__Task__: How many lines of the material below contain the string "subplots"? Give only the number.

Source data
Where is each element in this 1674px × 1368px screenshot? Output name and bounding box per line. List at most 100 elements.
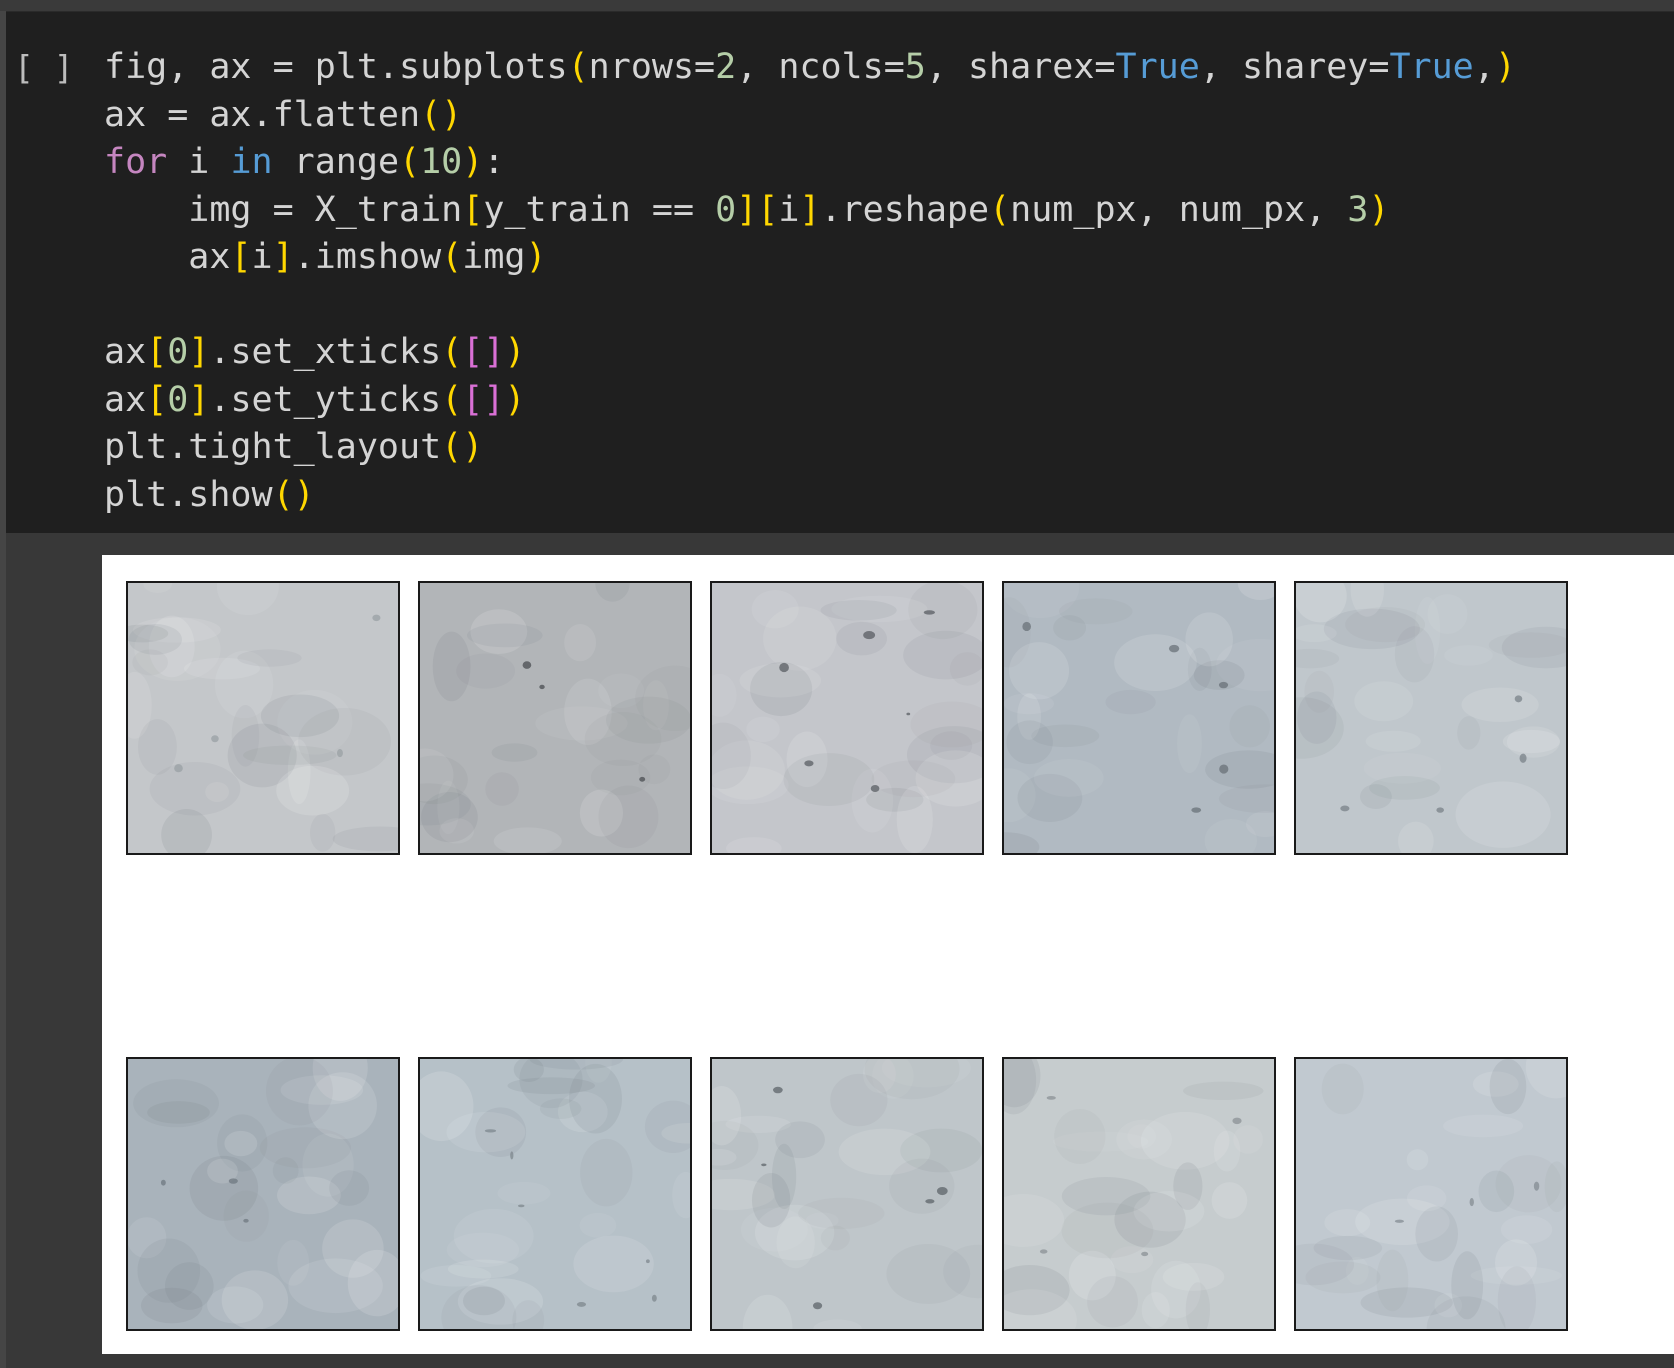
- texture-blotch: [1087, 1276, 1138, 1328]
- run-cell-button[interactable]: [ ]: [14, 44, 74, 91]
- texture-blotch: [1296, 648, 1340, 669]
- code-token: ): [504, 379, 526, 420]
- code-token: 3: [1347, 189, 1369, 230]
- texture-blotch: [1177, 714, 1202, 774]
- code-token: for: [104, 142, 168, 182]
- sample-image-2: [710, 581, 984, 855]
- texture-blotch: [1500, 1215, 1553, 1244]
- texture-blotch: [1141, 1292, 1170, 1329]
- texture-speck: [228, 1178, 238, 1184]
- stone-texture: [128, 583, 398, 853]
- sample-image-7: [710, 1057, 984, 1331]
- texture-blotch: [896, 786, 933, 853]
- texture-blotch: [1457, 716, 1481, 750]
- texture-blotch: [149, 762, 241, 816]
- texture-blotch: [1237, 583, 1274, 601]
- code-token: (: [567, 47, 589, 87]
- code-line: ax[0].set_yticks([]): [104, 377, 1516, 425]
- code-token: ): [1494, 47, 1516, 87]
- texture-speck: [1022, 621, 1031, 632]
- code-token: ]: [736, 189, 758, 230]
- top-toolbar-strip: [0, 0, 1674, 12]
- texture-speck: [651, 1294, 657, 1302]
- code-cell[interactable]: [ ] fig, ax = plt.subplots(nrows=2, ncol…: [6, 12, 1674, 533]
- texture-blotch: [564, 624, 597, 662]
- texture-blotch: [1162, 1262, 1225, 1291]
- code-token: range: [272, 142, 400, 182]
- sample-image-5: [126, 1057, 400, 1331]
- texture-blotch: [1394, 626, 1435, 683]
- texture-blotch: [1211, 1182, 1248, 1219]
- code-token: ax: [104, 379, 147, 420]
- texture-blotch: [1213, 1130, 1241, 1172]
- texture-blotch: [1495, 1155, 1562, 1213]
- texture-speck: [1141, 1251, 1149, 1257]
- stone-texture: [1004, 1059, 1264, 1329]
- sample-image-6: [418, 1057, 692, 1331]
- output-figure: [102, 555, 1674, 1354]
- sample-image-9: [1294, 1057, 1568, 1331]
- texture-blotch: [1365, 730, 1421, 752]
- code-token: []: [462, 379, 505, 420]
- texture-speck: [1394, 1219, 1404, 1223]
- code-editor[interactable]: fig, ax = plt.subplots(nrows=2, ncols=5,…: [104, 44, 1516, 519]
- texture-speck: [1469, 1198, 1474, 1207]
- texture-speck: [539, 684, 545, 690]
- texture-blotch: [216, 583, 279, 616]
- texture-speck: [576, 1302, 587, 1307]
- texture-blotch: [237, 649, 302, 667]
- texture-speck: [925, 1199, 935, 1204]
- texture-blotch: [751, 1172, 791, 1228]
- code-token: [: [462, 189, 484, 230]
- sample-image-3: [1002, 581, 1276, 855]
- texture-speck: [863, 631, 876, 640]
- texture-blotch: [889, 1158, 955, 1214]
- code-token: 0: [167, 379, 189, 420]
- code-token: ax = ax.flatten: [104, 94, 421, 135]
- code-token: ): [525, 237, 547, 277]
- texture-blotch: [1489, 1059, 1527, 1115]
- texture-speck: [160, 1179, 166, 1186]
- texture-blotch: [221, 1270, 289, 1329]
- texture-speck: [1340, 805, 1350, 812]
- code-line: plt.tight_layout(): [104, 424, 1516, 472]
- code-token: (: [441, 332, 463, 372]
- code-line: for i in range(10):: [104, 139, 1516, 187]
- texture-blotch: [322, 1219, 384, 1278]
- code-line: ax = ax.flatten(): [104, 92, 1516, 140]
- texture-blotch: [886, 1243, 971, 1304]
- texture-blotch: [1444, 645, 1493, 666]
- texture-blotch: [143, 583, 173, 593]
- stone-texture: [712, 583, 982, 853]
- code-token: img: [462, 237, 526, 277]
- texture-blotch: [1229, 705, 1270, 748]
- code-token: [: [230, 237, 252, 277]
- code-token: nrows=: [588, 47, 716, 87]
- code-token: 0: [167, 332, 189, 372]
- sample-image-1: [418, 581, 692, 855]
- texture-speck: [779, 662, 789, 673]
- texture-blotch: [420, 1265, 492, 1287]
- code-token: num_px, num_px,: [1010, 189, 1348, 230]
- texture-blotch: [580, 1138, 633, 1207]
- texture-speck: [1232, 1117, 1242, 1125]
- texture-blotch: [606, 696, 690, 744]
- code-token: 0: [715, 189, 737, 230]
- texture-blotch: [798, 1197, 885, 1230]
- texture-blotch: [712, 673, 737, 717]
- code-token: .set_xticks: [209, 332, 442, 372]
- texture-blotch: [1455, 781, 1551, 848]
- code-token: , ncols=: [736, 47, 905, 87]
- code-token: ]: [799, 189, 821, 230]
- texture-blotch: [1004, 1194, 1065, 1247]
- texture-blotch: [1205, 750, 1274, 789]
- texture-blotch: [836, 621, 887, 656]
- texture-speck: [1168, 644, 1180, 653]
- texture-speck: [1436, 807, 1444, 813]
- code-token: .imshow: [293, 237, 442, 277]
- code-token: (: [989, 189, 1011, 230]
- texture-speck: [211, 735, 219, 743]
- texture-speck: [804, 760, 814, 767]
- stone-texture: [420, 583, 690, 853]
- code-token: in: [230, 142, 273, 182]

__The reply__: 2